WHAT IS EXPECTED = For the data that follows, report how many lines contain the word "JSON", and nothing else.

DATA FOR THE TASK =
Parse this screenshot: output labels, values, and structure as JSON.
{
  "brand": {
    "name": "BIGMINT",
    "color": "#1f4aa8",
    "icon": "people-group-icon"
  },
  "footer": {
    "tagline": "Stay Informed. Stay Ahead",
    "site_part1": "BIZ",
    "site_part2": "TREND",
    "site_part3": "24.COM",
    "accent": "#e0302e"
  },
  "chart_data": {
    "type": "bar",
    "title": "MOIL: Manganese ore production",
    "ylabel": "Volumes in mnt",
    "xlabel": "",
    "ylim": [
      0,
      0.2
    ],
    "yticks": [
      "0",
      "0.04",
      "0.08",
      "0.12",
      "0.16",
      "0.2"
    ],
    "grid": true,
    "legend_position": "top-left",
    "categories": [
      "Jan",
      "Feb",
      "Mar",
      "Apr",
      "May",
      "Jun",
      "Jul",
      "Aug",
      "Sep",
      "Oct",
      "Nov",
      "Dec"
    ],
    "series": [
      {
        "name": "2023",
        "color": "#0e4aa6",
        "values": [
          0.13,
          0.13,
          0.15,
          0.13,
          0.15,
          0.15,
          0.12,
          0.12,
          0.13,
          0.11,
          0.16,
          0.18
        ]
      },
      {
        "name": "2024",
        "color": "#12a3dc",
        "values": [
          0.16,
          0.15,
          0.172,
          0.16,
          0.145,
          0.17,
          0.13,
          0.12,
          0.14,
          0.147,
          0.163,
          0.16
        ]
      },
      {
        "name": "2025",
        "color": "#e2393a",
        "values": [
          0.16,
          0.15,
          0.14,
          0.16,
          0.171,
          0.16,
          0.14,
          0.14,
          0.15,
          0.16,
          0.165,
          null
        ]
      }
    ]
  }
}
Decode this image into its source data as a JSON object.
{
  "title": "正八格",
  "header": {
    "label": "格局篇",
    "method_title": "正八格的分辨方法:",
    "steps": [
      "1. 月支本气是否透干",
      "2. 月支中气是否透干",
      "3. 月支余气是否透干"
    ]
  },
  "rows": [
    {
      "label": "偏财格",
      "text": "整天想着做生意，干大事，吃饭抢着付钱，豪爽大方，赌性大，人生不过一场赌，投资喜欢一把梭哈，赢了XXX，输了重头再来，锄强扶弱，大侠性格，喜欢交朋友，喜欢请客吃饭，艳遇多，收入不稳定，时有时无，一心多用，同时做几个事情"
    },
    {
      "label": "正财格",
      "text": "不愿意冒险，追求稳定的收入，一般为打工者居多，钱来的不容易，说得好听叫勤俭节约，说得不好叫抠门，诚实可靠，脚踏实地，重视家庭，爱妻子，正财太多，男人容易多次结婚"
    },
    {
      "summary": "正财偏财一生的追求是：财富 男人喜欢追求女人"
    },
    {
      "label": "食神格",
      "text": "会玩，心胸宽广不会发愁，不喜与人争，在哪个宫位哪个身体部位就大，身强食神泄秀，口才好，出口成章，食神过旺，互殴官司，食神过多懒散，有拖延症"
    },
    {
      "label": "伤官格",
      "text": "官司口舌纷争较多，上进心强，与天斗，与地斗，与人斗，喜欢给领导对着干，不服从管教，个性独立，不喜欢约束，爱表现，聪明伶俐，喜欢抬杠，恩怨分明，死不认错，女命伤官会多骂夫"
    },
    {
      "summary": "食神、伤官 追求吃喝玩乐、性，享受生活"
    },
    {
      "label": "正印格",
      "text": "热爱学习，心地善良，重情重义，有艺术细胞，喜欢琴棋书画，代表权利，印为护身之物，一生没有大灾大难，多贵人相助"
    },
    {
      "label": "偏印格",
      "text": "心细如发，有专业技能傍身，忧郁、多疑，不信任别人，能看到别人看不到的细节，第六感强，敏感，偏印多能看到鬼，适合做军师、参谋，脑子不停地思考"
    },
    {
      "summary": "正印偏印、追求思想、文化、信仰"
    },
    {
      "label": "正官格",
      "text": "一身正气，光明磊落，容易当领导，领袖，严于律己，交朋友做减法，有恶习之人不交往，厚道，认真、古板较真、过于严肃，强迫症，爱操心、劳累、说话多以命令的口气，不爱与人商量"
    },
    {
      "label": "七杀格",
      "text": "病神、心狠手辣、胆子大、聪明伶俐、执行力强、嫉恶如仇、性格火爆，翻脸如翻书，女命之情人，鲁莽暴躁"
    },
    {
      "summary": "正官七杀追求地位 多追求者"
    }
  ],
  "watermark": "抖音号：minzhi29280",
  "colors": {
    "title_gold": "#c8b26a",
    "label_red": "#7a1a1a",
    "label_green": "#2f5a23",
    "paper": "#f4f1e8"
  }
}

FINAL ANSWER = 2